===== Entries

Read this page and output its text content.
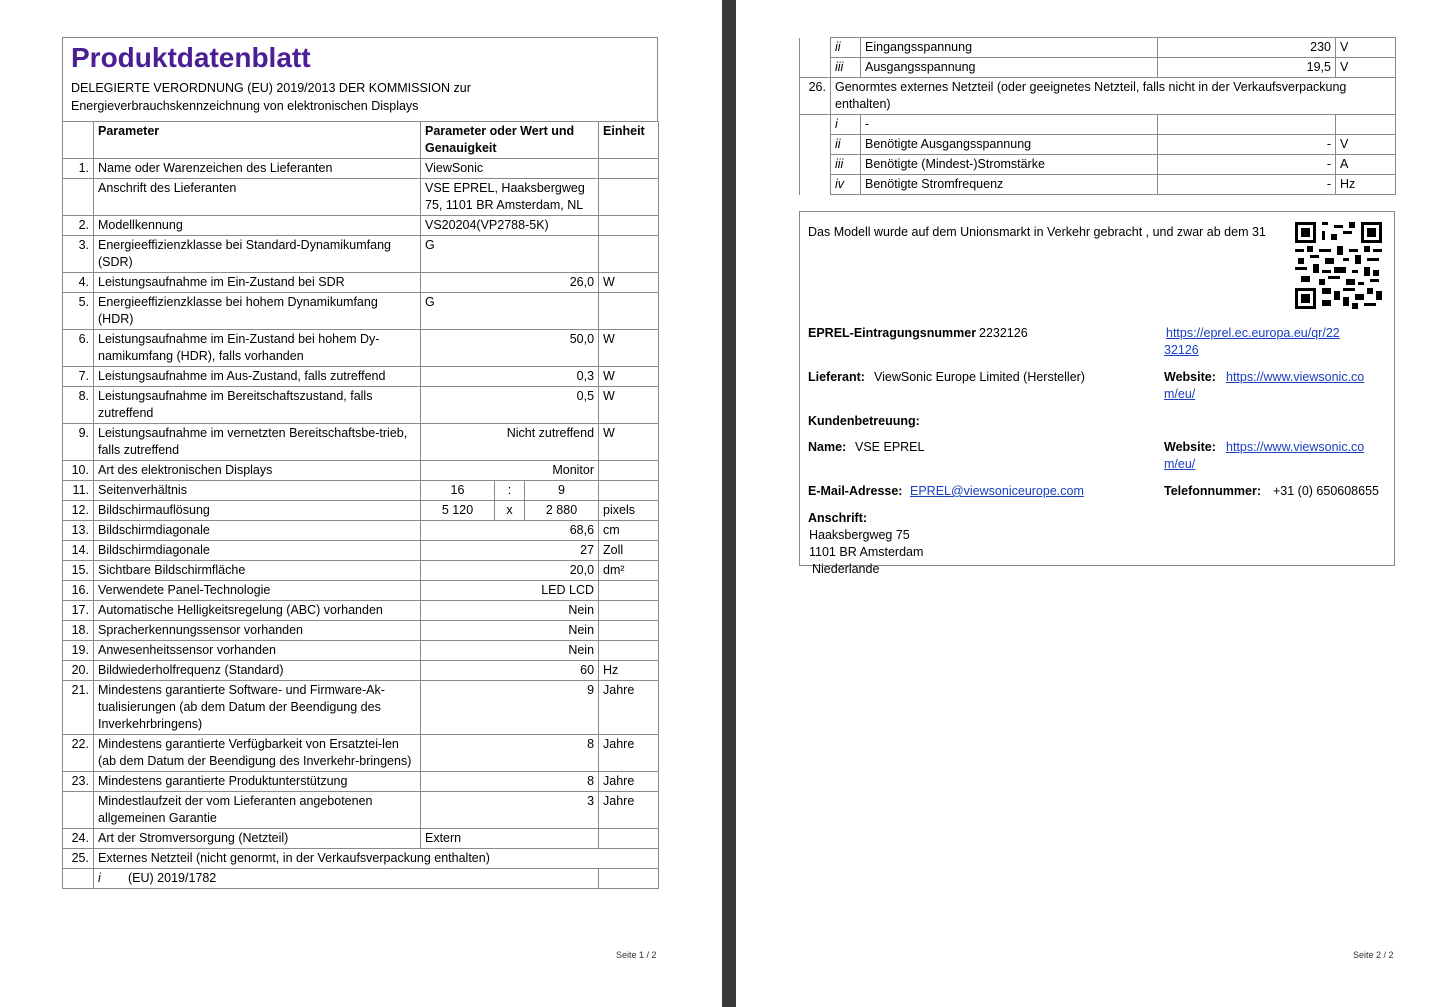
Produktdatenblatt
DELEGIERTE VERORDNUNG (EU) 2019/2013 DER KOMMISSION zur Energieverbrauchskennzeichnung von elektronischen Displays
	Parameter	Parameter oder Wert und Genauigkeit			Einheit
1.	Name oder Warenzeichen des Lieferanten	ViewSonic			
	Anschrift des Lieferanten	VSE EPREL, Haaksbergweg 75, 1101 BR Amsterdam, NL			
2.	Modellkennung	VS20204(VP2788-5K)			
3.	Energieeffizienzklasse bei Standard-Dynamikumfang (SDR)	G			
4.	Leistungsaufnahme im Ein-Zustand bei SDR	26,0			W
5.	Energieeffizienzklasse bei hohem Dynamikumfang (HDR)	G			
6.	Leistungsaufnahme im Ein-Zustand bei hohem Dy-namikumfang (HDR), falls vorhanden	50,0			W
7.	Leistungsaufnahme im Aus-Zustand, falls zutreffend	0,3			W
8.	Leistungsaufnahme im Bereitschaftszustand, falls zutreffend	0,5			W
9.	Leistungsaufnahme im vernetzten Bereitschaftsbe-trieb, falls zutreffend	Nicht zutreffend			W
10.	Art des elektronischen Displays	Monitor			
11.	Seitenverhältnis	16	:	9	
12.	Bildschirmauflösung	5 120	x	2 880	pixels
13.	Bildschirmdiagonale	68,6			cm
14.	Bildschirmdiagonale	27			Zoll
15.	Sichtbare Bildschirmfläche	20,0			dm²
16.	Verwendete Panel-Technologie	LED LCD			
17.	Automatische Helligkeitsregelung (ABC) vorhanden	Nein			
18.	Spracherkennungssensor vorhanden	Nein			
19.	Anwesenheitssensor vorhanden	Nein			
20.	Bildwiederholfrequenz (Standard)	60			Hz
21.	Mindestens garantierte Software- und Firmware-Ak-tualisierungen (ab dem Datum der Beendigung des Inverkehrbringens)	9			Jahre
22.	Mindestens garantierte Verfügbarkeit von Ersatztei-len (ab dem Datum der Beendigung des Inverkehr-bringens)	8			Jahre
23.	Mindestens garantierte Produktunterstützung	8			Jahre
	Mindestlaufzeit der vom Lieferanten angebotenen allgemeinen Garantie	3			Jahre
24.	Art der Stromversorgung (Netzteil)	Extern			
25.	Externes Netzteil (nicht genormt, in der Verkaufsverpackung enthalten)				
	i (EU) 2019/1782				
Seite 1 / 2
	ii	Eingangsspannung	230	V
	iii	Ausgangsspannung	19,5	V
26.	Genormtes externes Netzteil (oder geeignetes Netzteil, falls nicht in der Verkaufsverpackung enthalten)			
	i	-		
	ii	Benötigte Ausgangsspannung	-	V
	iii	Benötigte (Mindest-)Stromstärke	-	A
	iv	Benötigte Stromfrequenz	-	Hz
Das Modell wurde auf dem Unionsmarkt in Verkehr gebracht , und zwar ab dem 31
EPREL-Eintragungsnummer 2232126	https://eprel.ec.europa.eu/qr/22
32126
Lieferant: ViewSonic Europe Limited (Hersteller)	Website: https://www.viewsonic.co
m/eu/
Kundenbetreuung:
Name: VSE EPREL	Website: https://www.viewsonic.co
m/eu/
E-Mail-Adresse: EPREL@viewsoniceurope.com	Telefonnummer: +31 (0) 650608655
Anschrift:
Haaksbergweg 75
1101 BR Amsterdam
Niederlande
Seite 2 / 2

==========
===== Entries

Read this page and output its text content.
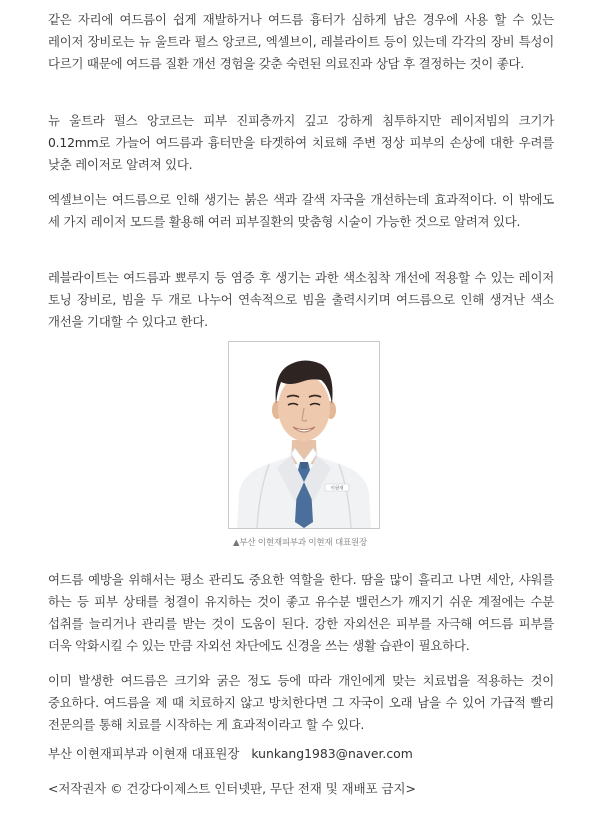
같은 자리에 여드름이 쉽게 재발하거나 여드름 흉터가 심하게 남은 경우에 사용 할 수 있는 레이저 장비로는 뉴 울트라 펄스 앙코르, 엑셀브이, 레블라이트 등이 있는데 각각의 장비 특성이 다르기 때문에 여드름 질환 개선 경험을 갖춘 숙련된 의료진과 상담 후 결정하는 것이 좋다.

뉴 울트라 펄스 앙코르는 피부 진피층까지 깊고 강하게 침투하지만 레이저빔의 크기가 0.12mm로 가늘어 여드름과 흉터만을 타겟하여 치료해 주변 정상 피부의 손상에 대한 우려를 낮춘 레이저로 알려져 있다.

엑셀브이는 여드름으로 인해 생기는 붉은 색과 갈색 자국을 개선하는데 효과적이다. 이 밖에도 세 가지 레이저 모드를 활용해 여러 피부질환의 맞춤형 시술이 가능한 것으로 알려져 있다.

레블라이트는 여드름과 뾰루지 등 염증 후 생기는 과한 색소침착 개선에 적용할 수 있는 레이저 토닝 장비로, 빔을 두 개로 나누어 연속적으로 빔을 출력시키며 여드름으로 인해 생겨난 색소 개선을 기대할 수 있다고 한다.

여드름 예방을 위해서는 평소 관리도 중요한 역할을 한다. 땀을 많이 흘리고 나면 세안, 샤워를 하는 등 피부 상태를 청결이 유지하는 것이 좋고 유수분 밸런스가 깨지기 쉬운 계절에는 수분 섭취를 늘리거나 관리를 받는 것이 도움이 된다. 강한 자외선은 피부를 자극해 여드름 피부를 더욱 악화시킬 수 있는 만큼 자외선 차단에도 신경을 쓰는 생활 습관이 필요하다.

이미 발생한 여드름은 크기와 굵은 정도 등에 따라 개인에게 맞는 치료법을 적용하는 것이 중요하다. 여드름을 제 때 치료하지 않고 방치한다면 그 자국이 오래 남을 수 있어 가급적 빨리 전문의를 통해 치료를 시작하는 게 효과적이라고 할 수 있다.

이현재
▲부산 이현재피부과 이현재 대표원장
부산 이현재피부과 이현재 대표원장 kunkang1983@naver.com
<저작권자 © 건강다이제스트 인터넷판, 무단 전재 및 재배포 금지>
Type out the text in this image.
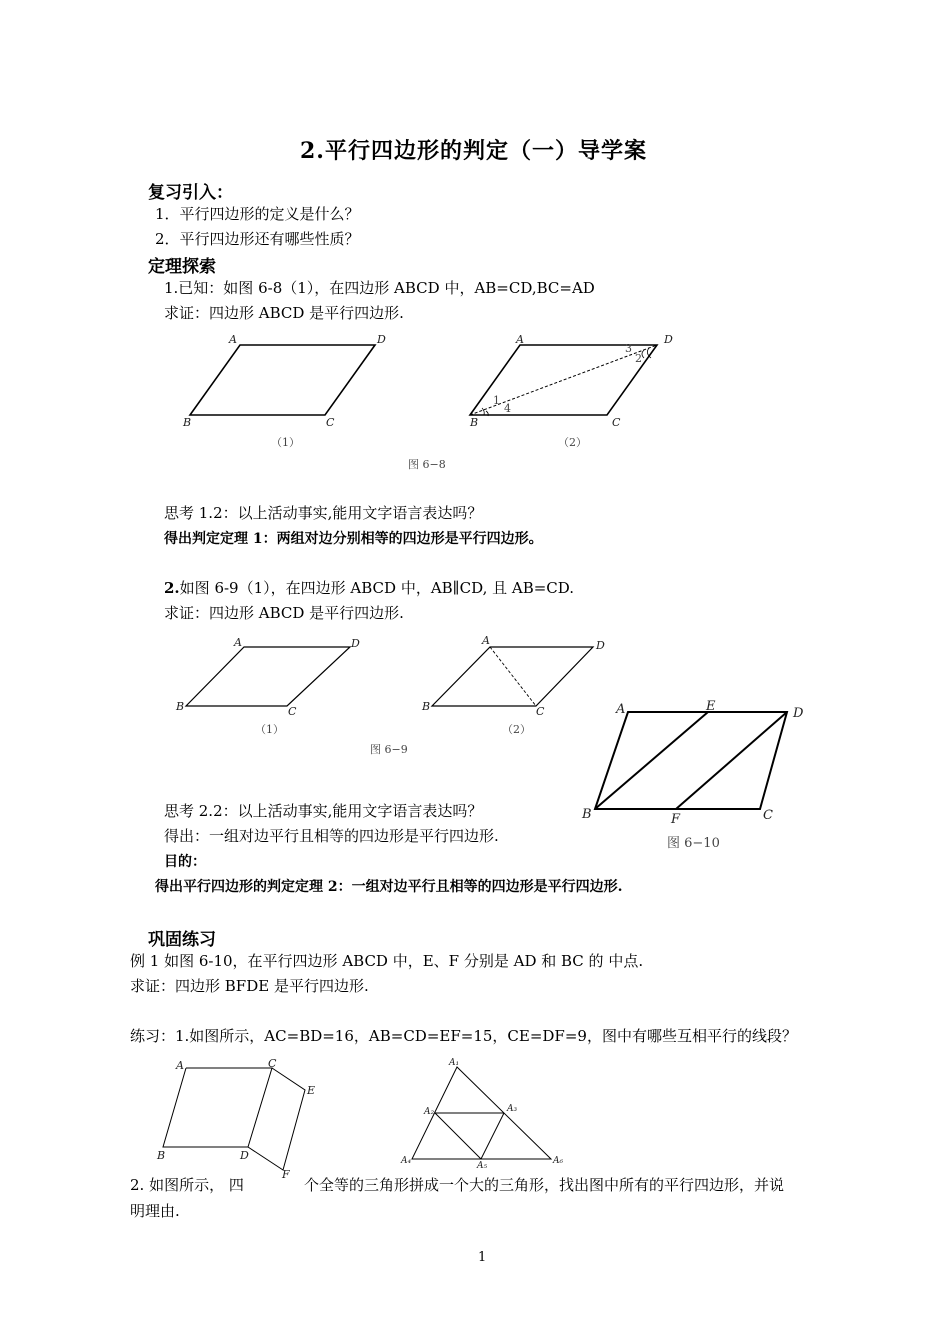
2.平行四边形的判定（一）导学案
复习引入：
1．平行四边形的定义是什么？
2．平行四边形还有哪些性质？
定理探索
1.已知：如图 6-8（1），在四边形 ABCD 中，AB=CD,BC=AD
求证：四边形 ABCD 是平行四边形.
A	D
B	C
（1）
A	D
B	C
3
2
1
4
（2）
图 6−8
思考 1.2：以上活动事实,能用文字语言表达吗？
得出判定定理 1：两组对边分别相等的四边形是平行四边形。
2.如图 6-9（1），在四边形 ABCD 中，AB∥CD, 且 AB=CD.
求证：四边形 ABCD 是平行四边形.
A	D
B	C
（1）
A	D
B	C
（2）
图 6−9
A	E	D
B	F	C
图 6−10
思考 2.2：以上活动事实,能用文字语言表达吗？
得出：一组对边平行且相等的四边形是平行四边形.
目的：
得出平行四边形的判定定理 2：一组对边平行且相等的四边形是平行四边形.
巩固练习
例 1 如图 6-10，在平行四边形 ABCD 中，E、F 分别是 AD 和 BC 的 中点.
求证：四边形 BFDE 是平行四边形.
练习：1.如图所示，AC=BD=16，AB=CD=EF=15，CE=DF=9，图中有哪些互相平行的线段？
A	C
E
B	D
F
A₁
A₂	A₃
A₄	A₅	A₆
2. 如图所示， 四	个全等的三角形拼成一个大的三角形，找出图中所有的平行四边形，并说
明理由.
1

==========

Return every line holding the word "Verkaufsverpackung" from the records.

The solution.
25.	Externes Netzteil (nicht genormt, in der Verkaufsverpackung enthalten)				
26.	Genormtes externes Netzteil (oder geeignetes Netzteil, falls nicht in der Verkaufsverpackung enthalten)			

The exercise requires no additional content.